Written task ▸ Output every entry exactly as written.

(Data records)
════════════════

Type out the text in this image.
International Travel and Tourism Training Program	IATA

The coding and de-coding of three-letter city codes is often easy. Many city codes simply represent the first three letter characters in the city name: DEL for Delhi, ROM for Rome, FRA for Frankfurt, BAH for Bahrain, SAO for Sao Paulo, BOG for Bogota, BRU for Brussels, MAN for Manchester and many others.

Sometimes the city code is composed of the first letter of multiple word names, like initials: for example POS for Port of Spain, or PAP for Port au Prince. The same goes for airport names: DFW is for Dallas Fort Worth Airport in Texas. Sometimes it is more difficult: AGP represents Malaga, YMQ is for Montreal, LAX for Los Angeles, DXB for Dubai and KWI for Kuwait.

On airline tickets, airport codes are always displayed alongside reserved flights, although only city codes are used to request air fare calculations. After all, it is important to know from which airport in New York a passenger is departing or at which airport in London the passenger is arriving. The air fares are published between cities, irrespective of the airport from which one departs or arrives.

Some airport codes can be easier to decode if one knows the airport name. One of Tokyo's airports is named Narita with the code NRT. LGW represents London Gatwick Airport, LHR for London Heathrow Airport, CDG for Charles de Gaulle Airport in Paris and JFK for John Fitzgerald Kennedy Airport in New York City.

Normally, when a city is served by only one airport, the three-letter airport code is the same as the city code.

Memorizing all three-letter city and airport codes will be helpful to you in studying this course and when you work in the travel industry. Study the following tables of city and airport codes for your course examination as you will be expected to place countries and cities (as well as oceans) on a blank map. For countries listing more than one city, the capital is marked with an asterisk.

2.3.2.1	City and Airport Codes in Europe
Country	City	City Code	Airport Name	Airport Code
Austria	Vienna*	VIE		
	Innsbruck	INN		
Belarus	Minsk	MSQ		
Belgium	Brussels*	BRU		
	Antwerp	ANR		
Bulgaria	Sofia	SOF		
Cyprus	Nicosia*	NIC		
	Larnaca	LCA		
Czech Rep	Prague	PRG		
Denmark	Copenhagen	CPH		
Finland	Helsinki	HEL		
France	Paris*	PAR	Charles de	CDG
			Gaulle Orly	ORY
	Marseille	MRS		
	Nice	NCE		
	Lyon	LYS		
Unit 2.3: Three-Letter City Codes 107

════════════════

Written solution ▸
Type out the text in this image.
International Travel and Tourism Training Program	IATA

The coding and de-coding of three-letter city codes is often easy. Many city codes simply represent the first three letter characters in the city name: DEL for Delhi, ROM for Rome, FRA for Frankfurt, BAH for Bahrain, SAO for Sao Paulo, BOG for Bogota, BRU for Brussels, MAN for Manchester and many others.

Sometimes the city code is composed of the first letter of multiple word names, like initials: for example POS for Port of Spain, or PAP for Port au Prince. The same goes for airport names: DFW is for Dallas Fort Worth Airport in Texas. Sometimes it is more difficult: AGP represents Malaga, YMQ is for Montreal, LAX for Los Angeles, DXB for Dubai and KWI for Kuwait.

On airline tickets, airport codes are always displayed alongside reserved flights, although only city codes are used to request air fare calculations. After all, it is important to know from which airport in New York a passenger is departing or at which airport in London the passenger is arriving. The air fares are published between cities, irrespective of the airport from which one departs or arrives.

Some airport codes can be easier to decode if one knows the airport name. One of Tokyo's airports is named Narita with the code NRT. LGW represents London Gatwick Airport, LHR for London Heathrow Airport, CDG for Charles de Gaulle Airport in Paris and JFK for John Fitzgerald Kennedy Airport in New York City.

Normally, when a city is served by only one airport, the three-letter airport code is the same as the city code.

Memorizing all three-letter city and airport codes will be helpful to you in studying this course and when you work in the travel industry. Study the following tables of city and airport codes for your course examination as you will be expected to place countries and cities (as well as oceans) on a blank map. For countries listing more than one city, the capital is marked with an asterisk.

2.3.2.1	City and Airport Codes in Europe
Country	City	City Code	Airport Name	Airport Code
Austria	Vienna*	VIE		
	Innsbruck	INN		
Belarus	Minsk	MSQ		
Belgium	Brussels*	BRU		
	Antwerp	ANR		
Bulgaria	Sofia	SOF		
Cyprus	Nicosia*	NIC		
	Larnaca	LCA		
Czech Rep	Prague	PRG		
Denmark	Copenhagen	CPH		
Finland	Helsinki	HEL		
France	Paris*	PAR	Charles de	CDG
			Gaulle Orly	ORY
	Marseille	MRS		
	Nice	NCE		
	Lyon	LYS		
Unit 2.3: Three-Letter City Codes 107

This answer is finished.